§ Exercise directions
Copy out every line that contains the word "centred".

§ Task input
+++
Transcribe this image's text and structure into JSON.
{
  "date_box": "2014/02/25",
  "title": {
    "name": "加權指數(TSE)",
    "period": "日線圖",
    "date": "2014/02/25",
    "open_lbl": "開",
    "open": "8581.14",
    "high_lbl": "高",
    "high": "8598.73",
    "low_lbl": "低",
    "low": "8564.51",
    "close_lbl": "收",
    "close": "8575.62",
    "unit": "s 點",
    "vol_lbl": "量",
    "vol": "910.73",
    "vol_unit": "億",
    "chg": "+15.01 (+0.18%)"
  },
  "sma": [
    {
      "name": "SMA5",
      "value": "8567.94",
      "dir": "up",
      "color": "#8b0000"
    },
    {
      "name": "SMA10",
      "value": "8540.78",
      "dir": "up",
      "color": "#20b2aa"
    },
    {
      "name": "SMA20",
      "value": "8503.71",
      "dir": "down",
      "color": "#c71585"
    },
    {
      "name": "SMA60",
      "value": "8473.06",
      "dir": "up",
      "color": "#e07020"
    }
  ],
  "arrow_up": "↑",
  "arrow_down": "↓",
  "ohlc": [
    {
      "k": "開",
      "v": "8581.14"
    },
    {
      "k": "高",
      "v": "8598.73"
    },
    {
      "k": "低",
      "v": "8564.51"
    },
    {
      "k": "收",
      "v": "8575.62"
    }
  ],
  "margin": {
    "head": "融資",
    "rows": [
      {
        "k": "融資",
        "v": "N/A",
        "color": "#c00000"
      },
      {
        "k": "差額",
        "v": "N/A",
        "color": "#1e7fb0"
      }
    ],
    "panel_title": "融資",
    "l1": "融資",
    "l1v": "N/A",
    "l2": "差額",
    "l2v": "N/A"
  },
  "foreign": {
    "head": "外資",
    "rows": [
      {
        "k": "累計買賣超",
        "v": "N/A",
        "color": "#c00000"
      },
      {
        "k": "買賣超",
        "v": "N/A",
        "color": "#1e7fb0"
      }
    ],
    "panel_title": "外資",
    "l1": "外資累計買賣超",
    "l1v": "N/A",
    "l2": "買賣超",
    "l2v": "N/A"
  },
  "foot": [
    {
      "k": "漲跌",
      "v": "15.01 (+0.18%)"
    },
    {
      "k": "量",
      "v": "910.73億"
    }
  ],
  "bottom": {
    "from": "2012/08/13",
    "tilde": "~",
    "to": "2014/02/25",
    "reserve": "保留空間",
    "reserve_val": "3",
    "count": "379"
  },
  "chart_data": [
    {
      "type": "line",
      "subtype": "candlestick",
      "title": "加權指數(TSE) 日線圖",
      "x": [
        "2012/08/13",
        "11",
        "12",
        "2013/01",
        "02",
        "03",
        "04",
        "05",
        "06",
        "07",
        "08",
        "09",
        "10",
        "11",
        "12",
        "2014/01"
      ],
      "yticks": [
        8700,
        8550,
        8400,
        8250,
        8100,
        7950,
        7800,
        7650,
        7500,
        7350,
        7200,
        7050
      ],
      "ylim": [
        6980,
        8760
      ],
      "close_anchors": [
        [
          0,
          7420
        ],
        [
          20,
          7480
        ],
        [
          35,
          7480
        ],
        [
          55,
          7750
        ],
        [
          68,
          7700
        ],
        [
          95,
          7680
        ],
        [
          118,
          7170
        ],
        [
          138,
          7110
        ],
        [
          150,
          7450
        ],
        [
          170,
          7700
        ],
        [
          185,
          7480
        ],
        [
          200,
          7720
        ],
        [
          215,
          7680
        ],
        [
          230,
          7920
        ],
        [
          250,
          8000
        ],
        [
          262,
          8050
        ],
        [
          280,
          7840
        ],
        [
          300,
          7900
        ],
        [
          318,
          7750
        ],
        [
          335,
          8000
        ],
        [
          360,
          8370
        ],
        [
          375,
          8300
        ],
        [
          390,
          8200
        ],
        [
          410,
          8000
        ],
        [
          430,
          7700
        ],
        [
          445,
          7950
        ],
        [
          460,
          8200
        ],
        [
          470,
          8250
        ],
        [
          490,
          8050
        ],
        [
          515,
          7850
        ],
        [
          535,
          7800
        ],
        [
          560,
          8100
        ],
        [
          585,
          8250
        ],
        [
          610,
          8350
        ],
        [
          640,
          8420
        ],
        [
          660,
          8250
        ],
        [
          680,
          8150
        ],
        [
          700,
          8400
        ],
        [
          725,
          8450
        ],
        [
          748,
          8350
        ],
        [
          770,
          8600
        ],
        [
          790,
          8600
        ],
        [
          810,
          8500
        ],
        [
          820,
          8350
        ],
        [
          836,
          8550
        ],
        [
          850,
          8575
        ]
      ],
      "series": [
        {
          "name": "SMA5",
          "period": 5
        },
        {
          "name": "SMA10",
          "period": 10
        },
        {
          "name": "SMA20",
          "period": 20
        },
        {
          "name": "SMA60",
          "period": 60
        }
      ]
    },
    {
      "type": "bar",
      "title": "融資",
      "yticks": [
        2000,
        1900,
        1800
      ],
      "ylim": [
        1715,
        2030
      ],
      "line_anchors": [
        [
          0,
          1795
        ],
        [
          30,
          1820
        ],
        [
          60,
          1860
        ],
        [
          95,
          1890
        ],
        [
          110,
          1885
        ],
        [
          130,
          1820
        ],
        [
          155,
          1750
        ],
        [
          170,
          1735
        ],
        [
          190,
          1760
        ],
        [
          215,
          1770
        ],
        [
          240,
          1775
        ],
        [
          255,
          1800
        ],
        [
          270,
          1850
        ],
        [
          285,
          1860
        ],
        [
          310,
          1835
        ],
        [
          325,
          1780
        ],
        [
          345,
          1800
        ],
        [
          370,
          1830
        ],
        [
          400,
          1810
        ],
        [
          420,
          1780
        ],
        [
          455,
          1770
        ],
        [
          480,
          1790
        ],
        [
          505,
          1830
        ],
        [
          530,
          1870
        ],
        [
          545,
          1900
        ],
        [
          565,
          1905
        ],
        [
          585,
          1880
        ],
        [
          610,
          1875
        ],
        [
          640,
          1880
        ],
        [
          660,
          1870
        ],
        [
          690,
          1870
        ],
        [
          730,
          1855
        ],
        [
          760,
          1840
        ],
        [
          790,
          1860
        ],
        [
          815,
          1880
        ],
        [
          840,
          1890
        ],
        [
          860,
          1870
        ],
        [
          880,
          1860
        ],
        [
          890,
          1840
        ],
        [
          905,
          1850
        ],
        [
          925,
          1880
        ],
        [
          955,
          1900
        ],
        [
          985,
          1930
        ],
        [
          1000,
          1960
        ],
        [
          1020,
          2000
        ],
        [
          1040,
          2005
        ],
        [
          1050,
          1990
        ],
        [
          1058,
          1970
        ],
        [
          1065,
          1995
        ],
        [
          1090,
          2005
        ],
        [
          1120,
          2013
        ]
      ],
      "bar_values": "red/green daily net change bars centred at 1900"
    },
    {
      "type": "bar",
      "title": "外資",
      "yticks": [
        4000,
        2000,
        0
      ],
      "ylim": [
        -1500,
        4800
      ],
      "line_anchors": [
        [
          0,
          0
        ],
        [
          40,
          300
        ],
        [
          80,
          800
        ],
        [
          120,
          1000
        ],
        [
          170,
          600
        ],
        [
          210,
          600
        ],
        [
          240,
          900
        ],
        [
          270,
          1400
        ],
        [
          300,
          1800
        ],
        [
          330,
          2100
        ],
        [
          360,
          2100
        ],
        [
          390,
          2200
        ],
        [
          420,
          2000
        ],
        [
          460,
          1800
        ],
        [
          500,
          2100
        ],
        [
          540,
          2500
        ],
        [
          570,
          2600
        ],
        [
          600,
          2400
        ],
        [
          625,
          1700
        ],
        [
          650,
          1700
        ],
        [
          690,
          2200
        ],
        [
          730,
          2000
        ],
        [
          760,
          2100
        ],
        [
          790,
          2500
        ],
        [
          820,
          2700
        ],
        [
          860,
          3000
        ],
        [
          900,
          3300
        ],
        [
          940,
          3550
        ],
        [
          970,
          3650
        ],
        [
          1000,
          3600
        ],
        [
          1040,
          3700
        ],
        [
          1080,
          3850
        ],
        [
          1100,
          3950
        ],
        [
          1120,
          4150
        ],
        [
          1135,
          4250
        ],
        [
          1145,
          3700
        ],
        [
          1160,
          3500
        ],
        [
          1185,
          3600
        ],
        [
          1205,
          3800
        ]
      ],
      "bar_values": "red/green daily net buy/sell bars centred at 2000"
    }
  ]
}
+++
§ Result for this task
      "bar_values": "red/green daily net change bars centred at 1900"
      "bar_values": "red/green daily net buy/sell bars centred at 2000"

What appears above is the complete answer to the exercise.